Data records:
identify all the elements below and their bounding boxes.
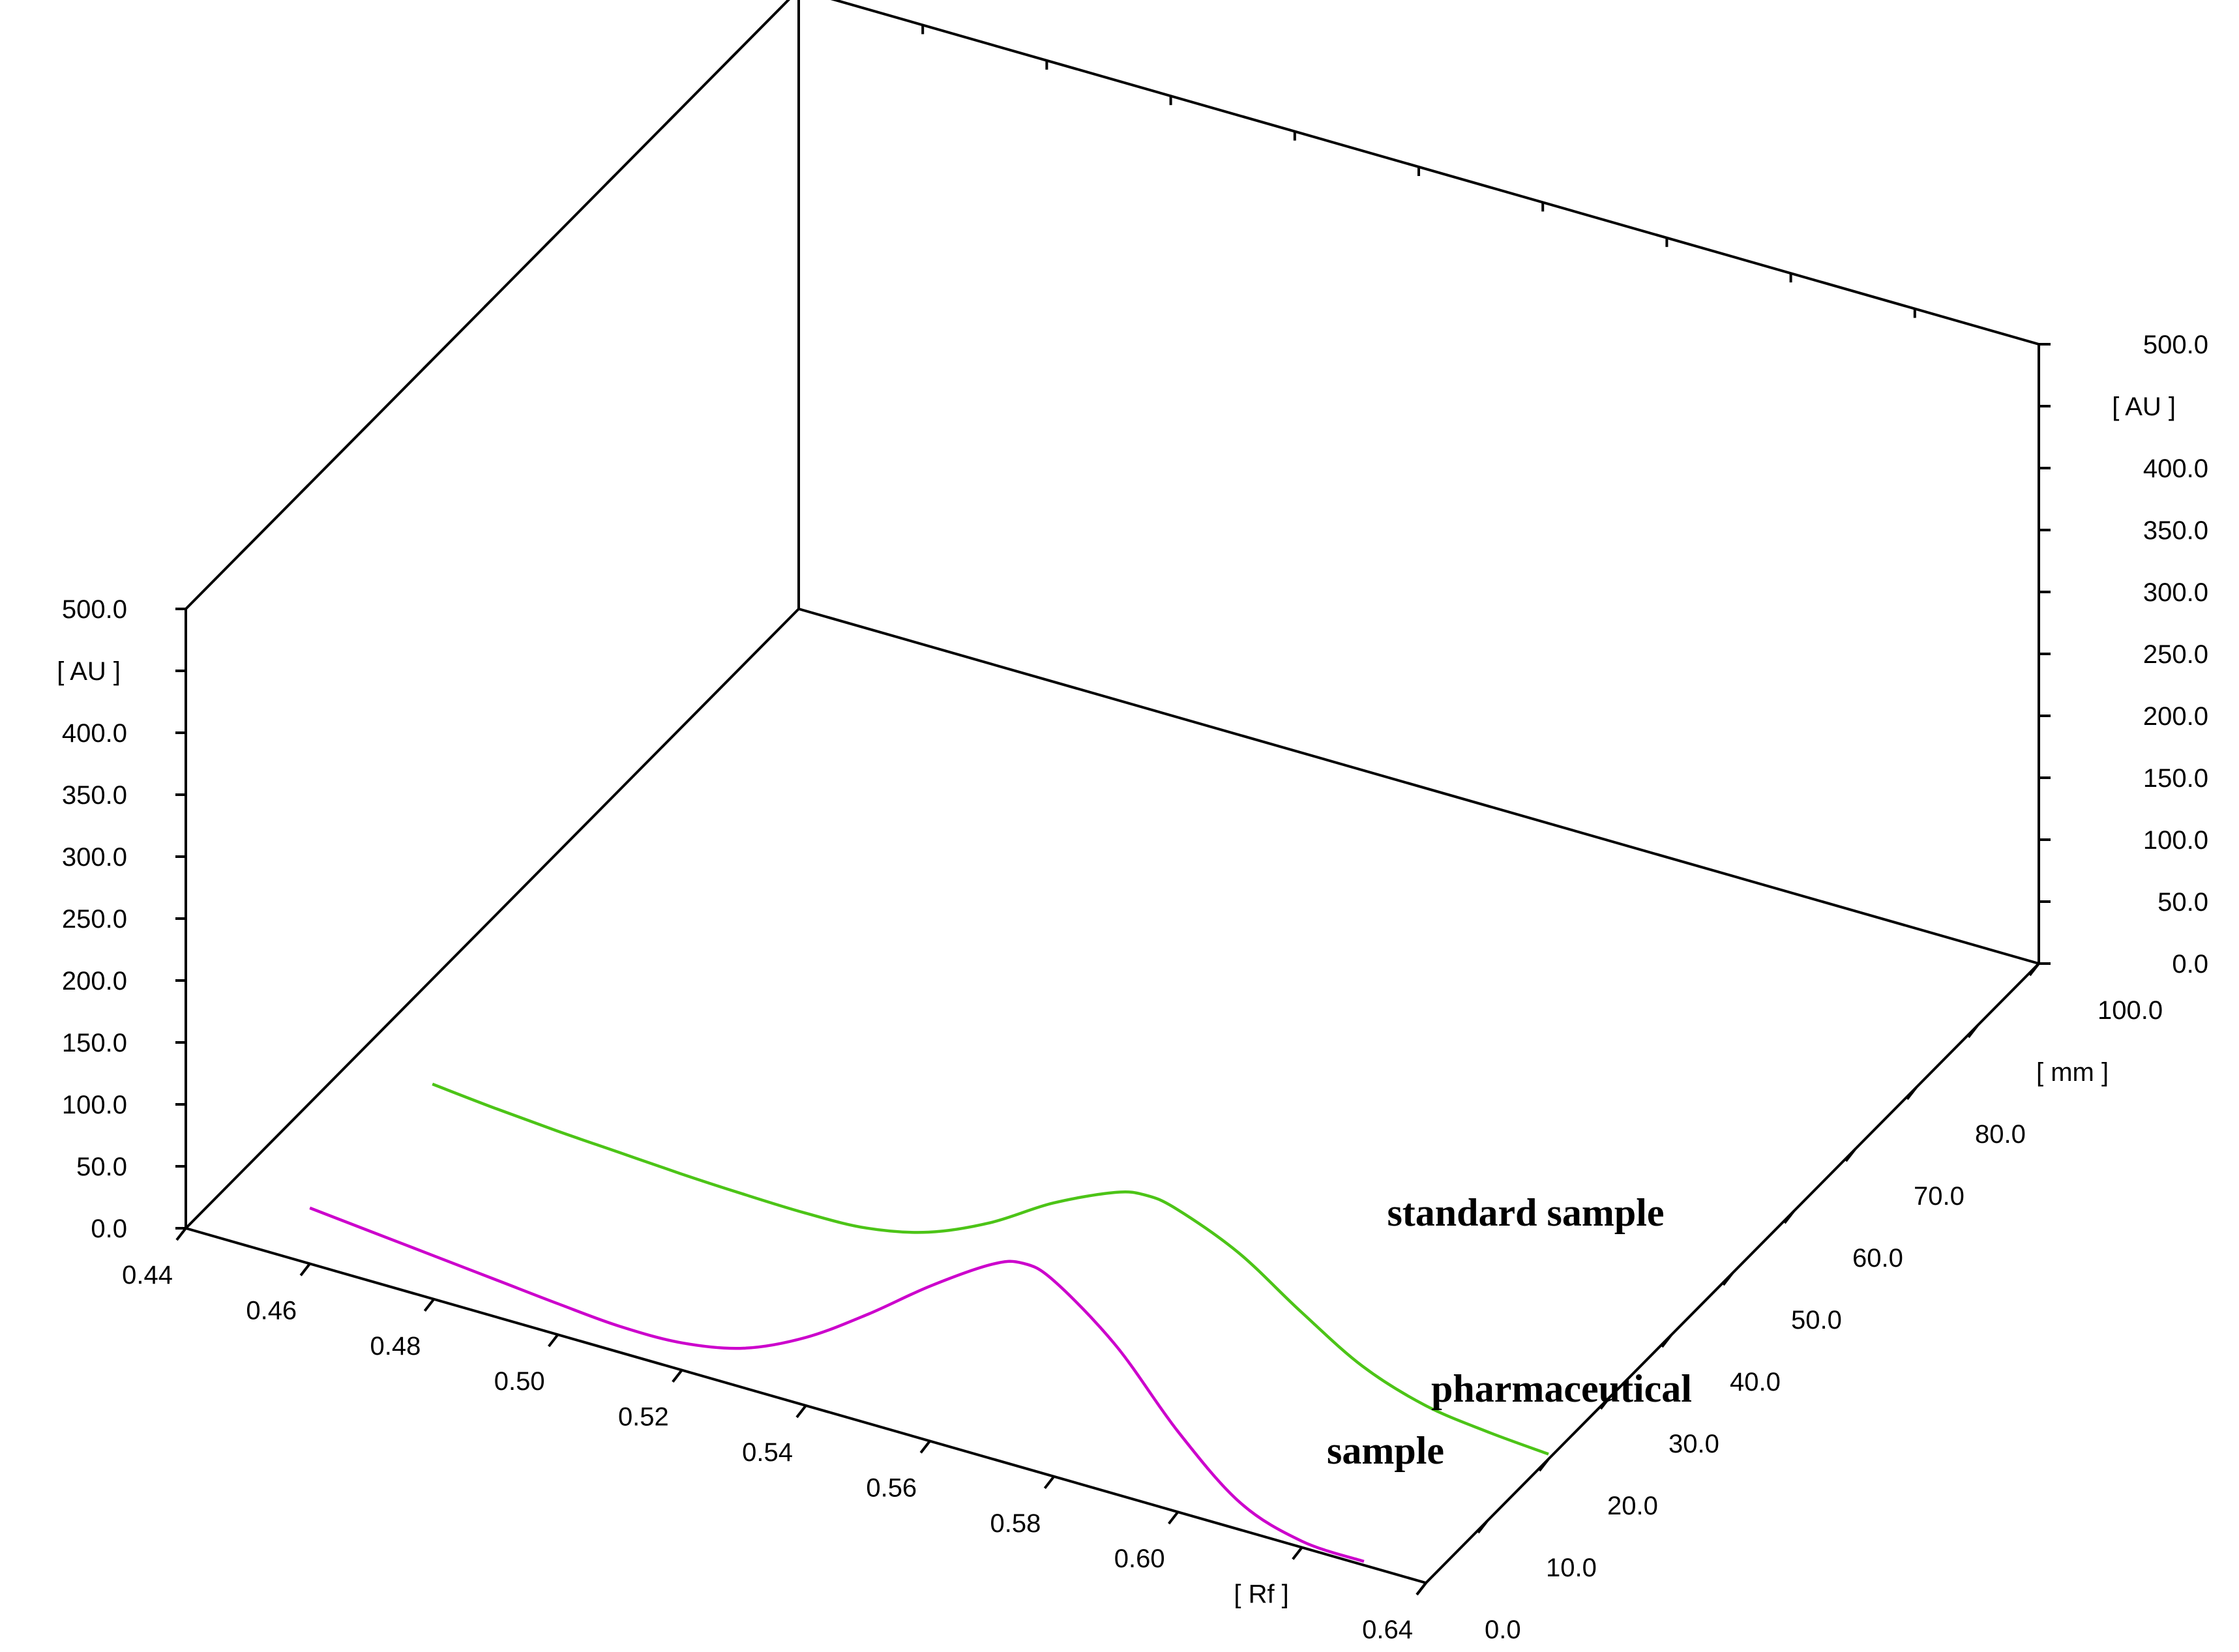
rf-tick-label: 0.56	[866, 1473, 917, 1502]
rf-tick-label: 0.58	[990, 1509, 1041, 1538]
right-au-tick-label: 150.0	[2143, 764, 2208, 793]
depth-edge-tick	[606, 174, 616, 184]
mm-tick-label: 100.0	[2098, 996, 2163, 1025]
rf-tick-label: 0.50	[494, 1367, 545, 1396]
mm-tick-label: 30.0	[1668, 1430, 1719, 1458]
rf-tick	[548, 1333, 559, 1348]
left-au-tick-label: 500.0	[62, 595, 127, 624]
rf-tick	[1292, 1546, 1303, 1560]
left-au-tick-label: 100.0	[62, 1091, 127, 1119]
mm-tick	[1783, 1210, 1795, 1224]
mm-tick	[1599, 1396, 1611, 1410]
mm-tick	[1722, 1272, 1734, 1286]
right-au-tick-label: 100.0	[2143, 826, 2208, 855]
depth-edge-tick	[728, 50, 739, 61]
standard-sample-label: standard sample	[1387, 1191, 1664, 1234]
left-au-unit-label: [ AU ]	[57, 657, 121, 686]
rf-tick	[672, 1369, 683, 1383]
rf-tick-label: 0.54	[742, 1438, 793, 1467]
rf-tick	[795, 1404, 807, 1419]
axis-ticks	[175, 25, 2051, 1596]
mm-tick	[1538, 1458, 1550, 1472]
mm-tick-label: 50.0	[1791, 1306, 1842, 1335]
mm-tick-label: 10.0	[1546, 1554, 1597, 1582]
left-au-tick-label: 350.0	[62, 781, 127, 810]
mm-tick	[1845, 1148, 1856, 1162]
floor-back-edge	[798, 608, 2039, 965]
pharmaceutical-sample-label-line1: pharmaceutical	[1431, 1367, 1692, 1410]
right-au-tick-label: 350.0	[2143, 516, 2208, 545]
mm-tick	[1661, 1334, 1672, 1348]
floor-left-edge	[185, 608, 800, 1230]
mm-tick-label: 80.0	[1975, 1120, 2026, 1149]
rf-tick	[1168, 1511, 1179, 1525]
mm-tick-label: 20.0	[1607, 1492, 1658, 1520]
right-au-tick-label: 0.0	[2172, 950, 2208, 979]
left-au-tick-label: 200.0	[62, 967, 127, 996]
mm-unit-label: [ mm ]	[2036, 1058, 2109, 1087]
depth-edge-tick	[422, 360, 432, 370]
mm-tick	[1906, 1086, 1918, 1100]
mm-tick	[1477, 1520, 1489, 1534]
mm-tick	[1416, 1582, 1427, 1596]
left-au-tick-label: 250.0	[62, 905, 127, 934]
depth-edge-tick	[238, 546, 248, 556]
mm-tick-label: 0.0	[1485, 1615, 1521, 1644]
right-au-unit-label: [ AU ]	[2112, 392, 2176, 421]
rf-tick-label: 0.64	[1362, 1615, 1413, 1644]
depth-edge-tick	[483, 298, 494, 308]
left-au-tick-label: 300.0	[62, 843, 127, 872]
series-line-0	[432, 1082, 1549, 1456]
rf-tick-label: 0.48	[370, 1332, 421, 1361]
right-au-tick-label: 200.0	[2143, 702, 2208, 731]
depth-edge-tick	[544, 236, 555, 246]
series-lines	[309, 1082, 1549, 1563]
rf-tick-label: 0.44	[122, 1261, 173, 1290]
pharmaceutical-sample-label-line2: sample	[1327, 1429, 1444, 1472]
depth-edge-tick	[299, 484, 310, 494]
series-line-1	[309, 1206, 1365, 1563]
top-left-edge	[185, 0, 790, 610]
right-au-tick-label: 400.0	[2143, 454, 2208, 483]
mm-tick	[1967, 1024, 1979, 1039]
right-au-tick-label: 300.0	[2143, 578, 2208, 607]
left-au-tick-label: 50.0	[76, 1153, 127, 1181]
left-au-tick-label: 400.0	[62, 719, 127, 748]
mm-tick-label: 70.0	[1914, 1182, 1965, 1211]
depth-edge-tick	[361, 422, 371, 432]
depth-edge-tick	[667, 112, 677, 123]
rf-unit-label: [ Rf ]	[1234, 1580, 1288, 1609]
mm-tick	[2028, 962, 2040, 977]
rf-tick-label: 0.46	[246, 1296, 297, 1325]
rf-tick-label: 0.52	[618, 1403, 669, 1432]
mm-tick-label: 60.0	[1852, 1244, 1903, 1273]
rf-tick	[1043, 1475, 1055, 1490]
rf-tick-label: 0.60	[1114, 1544, 1165, 1573]
right-au-tick-label: 250.0	[2143, 640, 2208, 669]
chart-labels: 0.0 50.0 100.0 150.0 200.0 250.0 300.0 350.0 400…	[57, 331, 2208, 1644]
left-au-tick-label: 150.0	[62, 1029, 127, 1057]
rf-tick	[175, 1227, 187, 1241]
left-au-tick-label: 0.0	[91, 1215, 127, 1243]
rf-tick	[423, 1298, 435, 1312]
rf-tick	[919, 1440, 931, 1454]
right-au-tick-label: 50.0	[2157, 888, 2208, 917]
rf-tick	[299, 1263, 311, 1276]
right-au-tick-label: 500.0	[2143, 331, 2208, 359]
chart-frame	[185, 0, 2040, 1584]
mm-tick-label: 40.0	[1730, 1368, 1781, 1396]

Task brief:
Copy out the lines of the data word for word, from the line containing "1473, 917, 1502]" to the line containing "1261, 173, 1290]", including both of those lines.

Task solution:
rf-tick-label: 0.56	[866, 1473, 917, 1502]
rf-tick-label: 0.58	[990, 1509, 1041, 1538]
right-au-tick-label: 150.0	[2143, 764, 2208, 793]
depth-edge-tick	[606, 174, 616, 184]
mm-tick-label: 100.0	[2098, 996, 2163, 1025]
rf-tick-label: 0.50	[494, 1367, 545, 1396]
mm-tick-label: 30.0	[1668, 1430, 1719, 1458]
rf-tick	[548, 1333, 559, 1348]
left-au-tick-label: 500.0	[62, 595, 127, 624]
rf-tick	[1292, 1546, 1303, 1560]
left-au-tick-label: 100.0	[62, 1091, 127, 1119]
mm-tick	[1783, 1210, 1795, 1224]
mm-tick	[1599, 1396, 1611, 1410]
mm-tick	[1722, 1272, 1734, 1286]
right-au-tick-label: 100.0	[2143, 826, 2208, 855]
depth-edge-tick	[728, 50, 739, 61]
standard-sample-label: standard sample	[1387, 1191, 1664, 1234]
left-au-unit-label: [ AU ]	[57, 657, 121, 686]
rf-tick	[672, 1369, 683, 1383]
rf-tick-label: 0.54	[742, 1438, 793, 1467]
rf-tick	[795, 1404, 807, 1419]
axis-ticks	[175, 25, 2051, 1596]
mm-tick	[1538, 1458, 1550, 1472]
mm-tick-label: 50.0	[1791, 1306, 1842, 1335]
mm-tick-label: 10.0	[1546, 1554, 1597, 1582]
left-au-tick-label: 350.0	[62, 781, 127, 810]
mm-tick	[1845, 1148, 1856, 1162]
floor-back-edge	[798, 608, 2039, 965]
pharmaceutical-sample-label-line1: pharmaceutical	[1431, 1367, 1692, 1410]
right-au-tick-label: 350.0	[2143, 516, 2208, 545]
mm-tick	[1661, 1334, 1672, 1348]
floor-left-edge	[185, 608, 800, 1230]
mm-tick-label: 80.0	[1975, 1120, 2026, 1149]
rf-tick	[1168, 1511, 1179, 1525]
mm-tick-label: 20.0	[1607, 1492, 1658, 1520]
right-au-tick-label: 0.0	[2172, 950, 2208, 979]
left-au-tick-label: 200.0	[62, 967, 127, 996]
mm-unit-label: [ mm ]	[2036, 1058, 2109, 1087]
depth-edge-tick	[422, 360, 432, 370]
mm-tick	[1906, 1086, 1918, 1100]
mm-tick	[1477, 1520, 1489, 1534]
mm-tick	[1416, 1582, 1427, 1596]
left-au-tick-label: 250.0	[62, 905, 127, 934]
depth-edge-tick	[238, 546, 248, 556]
mm-tick-label: 0.0	[1485, 1615, 1521, 1644]
right-au-unit-label: [ AU ]	[2112, 392, 2176, 421]
rf-tick-label: 0.64	[1362, 1615, 1413, 1644]
depth-edge-tick	[483, 298, 494, 308]
left-au-tick-label: 300.0	[62, 843, 127, 872]
series-line-0	[432, 1082, 1549, 1456]
rf-tick-label: 0.48	[370, 1332, 421, 1361]
right-au-tick-label: 200.0	[2143, 702, 2208, 731]
depth-edge-tick	[544, 236, 555, 246]
series-lines	[309, 1082, 1549, 1563]
rf-tick-label: 0.44	[122, 1261, 173, 1290]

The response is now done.